### Challenge
State how many lines of the entries hold the string "Quotation", and nothing more.

** start Dataset content **

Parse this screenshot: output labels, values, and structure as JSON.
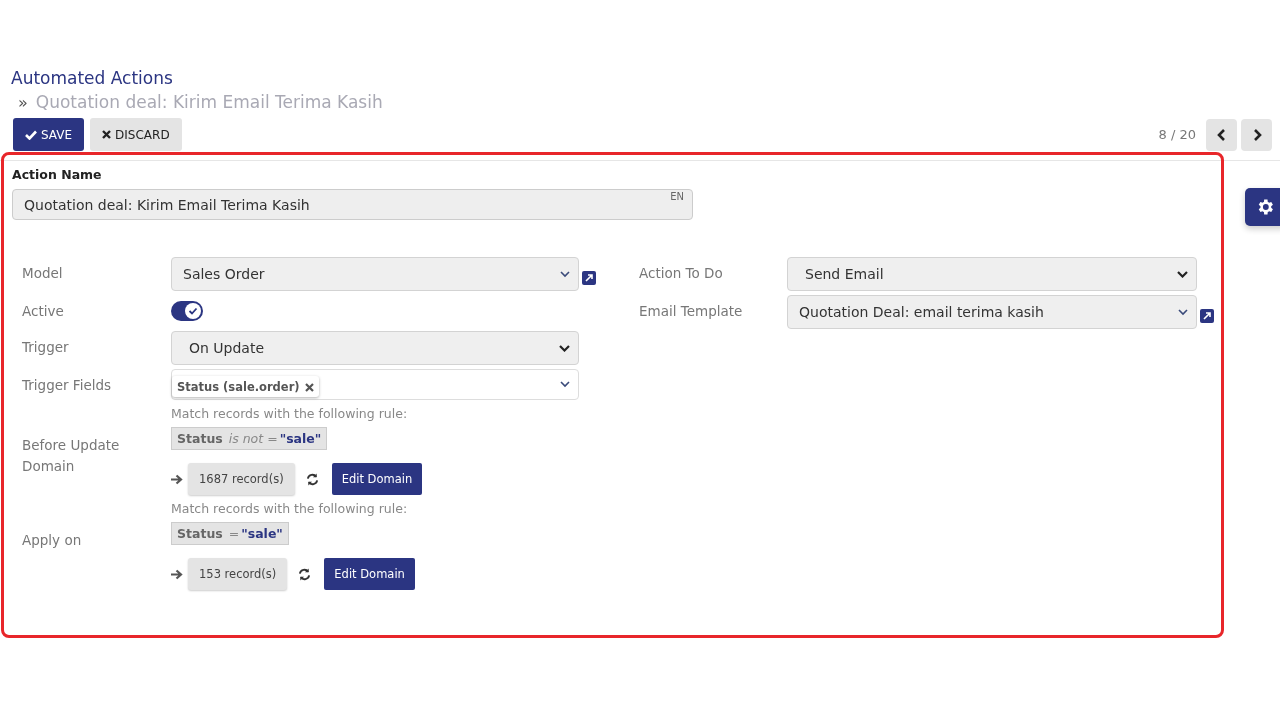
{
  "breadcrumb": {
    "parent": "Automated Actions",
    "separator": "»",
    "current": "Quotation deal: Kirim Email Terima Kasih"
  },
  "toolbar": {
    "buttons": [
      {
        "label": "SAVE",
        "kind": "primary"
      },
      {
        "label": "DISCARD",
        "kind": "secondary"
      }
    ],
    "pager": "8 / 20"
  },
  "form": {
    "name_label": "Action Name",
    "name_value": "Quotation deal: Kirim Email Terima Kasih",
    "lang": "EN",
    "left_fields": [
      {
        "label": "Model",
        "kind": "many2one",
        "value": "Sales Order"
      },
      {
        "label": "Active",
        "kind": "toggle",
        "on": true
      },
      {
        "label": "Trigger",
        "kind": "selection",
        "value": "On Update"
      },
      {
        "label": "Trigger Fields",
        "kind": "tags",
        "tags": [
          "Status (sale.order)"
        ]
      },
      {
        "label": "Before Update Domain",
        "kind": "domain",
        "hint": "Match records with the following rule:",
        "rule": {
          "field": "Status",
          "operator": "is not =",
          "value": "\"sale\""
        },
        "records": "1687 record(s)",
        "button": "Edit Domain"
      },
      {
        "label": "Apply on",
        "kind": "domain",
        "hint": "Match records with the following rule:",
        "rule": {
          "field": "Status",
          "operator": "=",
          "value": "\"sale\""
        },
        "records": "153 record(s)",
        "button": "Edit Domain"
      }
    ],
    "right_fields": [
      {
        "label": "Action To Do",
        "kind": "selection",
        "value": "Send Email"
      },
      {
        "label": "Email Template",
        "kind": "many2one",
        "value": "Quotation Deal: email terima kasih"
      }
    ]
  }
}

** end Dataset content **

### Solution
3